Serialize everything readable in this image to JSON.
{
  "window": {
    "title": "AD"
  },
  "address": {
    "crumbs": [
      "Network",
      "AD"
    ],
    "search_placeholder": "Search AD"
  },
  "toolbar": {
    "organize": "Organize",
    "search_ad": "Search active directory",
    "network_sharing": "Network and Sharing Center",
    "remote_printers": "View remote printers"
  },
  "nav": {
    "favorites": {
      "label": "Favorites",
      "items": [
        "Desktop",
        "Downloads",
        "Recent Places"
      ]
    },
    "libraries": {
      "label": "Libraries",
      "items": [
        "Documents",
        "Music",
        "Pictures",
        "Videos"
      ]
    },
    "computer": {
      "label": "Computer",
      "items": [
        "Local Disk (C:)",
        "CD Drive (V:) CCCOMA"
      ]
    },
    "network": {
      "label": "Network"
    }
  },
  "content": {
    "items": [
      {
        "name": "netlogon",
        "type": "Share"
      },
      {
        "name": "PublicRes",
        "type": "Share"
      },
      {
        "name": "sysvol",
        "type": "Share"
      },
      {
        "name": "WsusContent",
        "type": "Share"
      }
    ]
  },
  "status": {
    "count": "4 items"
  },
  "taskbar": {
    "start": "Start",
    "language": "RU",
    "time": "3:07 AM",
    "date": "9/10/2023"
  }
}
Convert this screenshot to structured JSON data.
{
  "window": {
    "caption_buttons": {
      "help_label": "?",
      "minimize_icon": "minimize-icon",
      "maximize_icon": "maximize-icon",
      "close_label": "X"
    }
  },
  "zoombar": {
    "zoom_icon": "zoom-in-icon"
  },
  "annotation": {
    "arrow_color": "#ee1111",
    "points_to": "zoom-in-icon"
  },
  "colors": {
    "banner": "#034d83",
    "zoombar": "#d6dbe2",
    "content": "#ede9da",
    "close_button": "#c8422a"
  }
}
*****
AIM OF THE EXERCISE:
Repeat the listing in full, keeping every line exactly as it is.

WRITTEN SOLUTION:
Serialize everything readable in this image to JSON.
{
  "window": {
    "title": "AD"
  },
  "address": {
    "crumbs": [
      "Network",
      "AD"
    ],
    "search_placeholder": "Search AD"
  },
  "toolbar": {
    "organize": "Organize",
    "search_ad": "Search active directory",
    "network_sharing": "Network and Sharing Center",
    "remote_printers": "View remote printers"
  },
  "nav": {
    "favorites": {
      "label": "Favorites",
      "items": [
        "Desktop",
        "Downloads",
        "Recent Places"
      ]
    },
    "libraries": {
      "label": "Libraries",
      "items": [
        "Documents",
        "Music",
        "Pictures",
        "Videos"
      ]
    },
    "computer": {
      "label": "Computer",
      "items": [
        "Local Disk (C:)",
        "CD Drive (V:) CCCOMA"
      ]
    },
    "network": {
      "label": "Network"
    }
  },
  "content": {
    "items": [
      {
        "name": "netlogon",
        "type": "Share"
      },
      {
        "name": "PublicRes",
        "type": "Share"
      },
      {
        "name": "sysvol",
        "type": "Share"
      },
      {
        "name": "WsusContent",
        "type": "Share"
      }
    ]
  },
  "status": {
    "count": "4 items"
  },
  "taskbar": {
    "start": "Start",
    "language": "RU",
    "time": "3:07 AM",
    "date": "9/10/2023"
  }
}
Convert this screenshot to structured JSON data.
{
  "window": {
    "caption_buttons": {
      "help_label": "?",
      "minimize_icon": "minimize-icon",
      "maximize_icon": "maximize-icon",
      "close_label": "X"
    }
  },
  "zoombar": {
    "zoom_icon": "zoom-in-icon"
  },
  "annotation": {
    "arrow_color": "#ee1111",
    "points_to": "zoom-in-icon"
  },
  "colors": {
    "banner": "#034d83",
    "zoombar": "#d6dbe2",
    "content": "#ede9da",
    "close_button": "#c8422a"
  }
}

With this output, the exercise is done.